Items from a data source:
════════

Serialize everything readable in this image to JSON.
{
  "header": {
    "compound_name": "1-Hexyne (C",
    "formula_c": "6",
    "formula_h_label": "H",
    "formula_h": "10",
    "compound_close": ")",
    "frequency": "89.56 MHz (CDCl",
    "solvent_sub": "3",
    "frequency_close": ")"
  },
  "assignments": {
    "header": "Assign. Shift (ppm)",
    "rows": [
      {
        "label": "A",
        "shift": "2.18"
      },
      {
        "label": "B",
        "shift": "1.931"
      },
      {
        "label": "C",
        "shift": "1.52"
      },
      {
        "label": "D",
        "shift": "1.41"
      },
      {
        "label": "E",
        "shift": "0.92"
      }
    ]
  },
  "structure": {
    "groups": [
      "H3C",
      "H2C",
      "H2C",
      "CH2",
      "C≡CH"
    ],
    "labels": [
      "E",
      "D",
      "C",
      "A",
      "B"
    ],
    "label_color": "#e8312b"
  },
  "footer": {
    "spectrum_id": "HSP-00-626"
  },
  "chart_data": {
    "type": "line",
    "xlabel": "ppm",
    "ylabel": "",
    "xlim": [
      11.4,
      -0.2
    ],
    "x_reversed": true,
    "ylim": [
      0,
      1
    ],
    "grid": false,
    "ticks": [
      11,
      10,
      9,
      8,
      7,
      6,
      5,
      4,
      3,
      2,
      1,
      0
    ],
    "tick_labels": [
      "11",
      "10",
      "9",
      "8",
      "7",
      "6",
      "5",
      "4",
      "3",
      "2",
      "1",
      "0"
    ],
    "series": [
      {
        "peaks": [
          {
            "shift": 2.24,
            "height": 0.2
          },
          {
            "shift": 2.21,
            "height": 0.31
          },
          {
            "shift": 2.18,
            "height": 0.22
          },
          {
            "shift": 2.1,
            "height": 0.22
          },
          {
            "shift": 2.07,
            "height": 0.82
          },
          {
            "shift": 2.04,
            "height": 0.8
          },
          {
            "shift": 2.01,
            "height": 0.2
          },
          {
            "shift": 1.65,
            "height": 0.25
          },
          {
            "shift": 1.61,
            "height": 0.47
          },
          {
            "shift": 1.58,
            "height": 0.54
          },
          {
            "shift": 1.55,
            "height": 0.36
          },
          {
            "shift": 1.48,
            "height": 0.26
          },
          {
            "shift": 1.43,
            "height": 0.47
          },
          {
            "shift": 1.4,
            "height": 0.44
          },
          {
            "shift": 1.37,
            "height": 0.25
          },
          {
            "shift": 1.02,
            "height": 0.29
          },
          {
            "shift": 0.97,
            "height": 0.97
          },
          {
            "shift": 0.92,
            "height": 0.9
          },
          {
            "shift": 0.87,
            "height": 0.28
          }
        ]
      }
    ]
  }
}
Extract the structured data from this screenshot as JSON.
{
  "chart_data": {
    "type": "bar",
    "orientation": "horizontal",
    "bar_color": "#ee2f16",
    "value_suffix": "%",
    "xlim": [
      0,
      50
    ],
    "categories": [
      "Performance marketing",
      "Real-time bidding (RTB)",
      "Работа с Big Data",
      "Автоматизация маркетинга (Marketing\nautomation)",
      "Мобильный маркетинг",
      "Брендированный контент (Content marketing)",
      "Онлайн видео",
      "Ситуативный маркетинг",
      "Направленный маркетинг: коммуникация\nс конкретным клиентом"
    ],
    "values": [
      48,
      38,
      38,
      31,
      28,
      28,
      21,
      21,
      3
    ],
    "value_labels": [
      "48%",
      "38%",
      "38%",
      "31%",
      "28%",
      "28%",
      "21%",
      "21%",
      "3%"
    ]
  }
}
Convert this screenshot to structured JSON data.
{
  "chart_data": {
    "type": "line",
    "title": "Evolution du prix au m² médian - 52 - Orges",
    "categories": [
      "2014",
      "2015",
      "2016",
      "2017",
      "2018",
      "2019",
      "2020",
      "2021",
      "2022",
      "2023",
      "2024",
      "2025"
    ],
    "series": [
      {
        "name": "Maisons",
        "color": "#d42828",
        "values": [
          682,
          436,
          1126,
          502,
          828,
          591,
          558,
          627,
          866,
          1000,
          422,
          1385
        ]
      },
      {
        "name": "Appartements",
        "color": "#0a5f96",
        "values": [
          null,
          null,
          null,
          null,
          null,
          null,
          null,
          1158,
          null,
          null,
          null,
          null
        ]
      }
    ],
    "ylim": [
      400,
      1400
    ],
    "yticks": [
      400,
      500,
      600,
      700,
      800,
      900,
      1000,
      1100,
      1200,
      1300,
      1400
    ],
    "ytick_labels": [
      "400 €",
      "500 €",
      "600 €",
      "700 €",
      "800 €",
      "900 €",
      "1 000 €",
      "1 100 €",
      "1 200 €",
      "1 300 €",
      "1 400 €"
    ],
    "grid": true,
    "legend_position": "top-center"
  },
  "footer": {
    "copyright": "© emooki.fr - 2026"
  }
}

════════

Gather every line from the listing above in which the word "JSON" appears.

▶ [SOLUTION BELOW]:
Serialize everything readable in this image to JSON.
Extract the structured data from this screenshot as JSON.
Convert this screenshot to structured JSON data.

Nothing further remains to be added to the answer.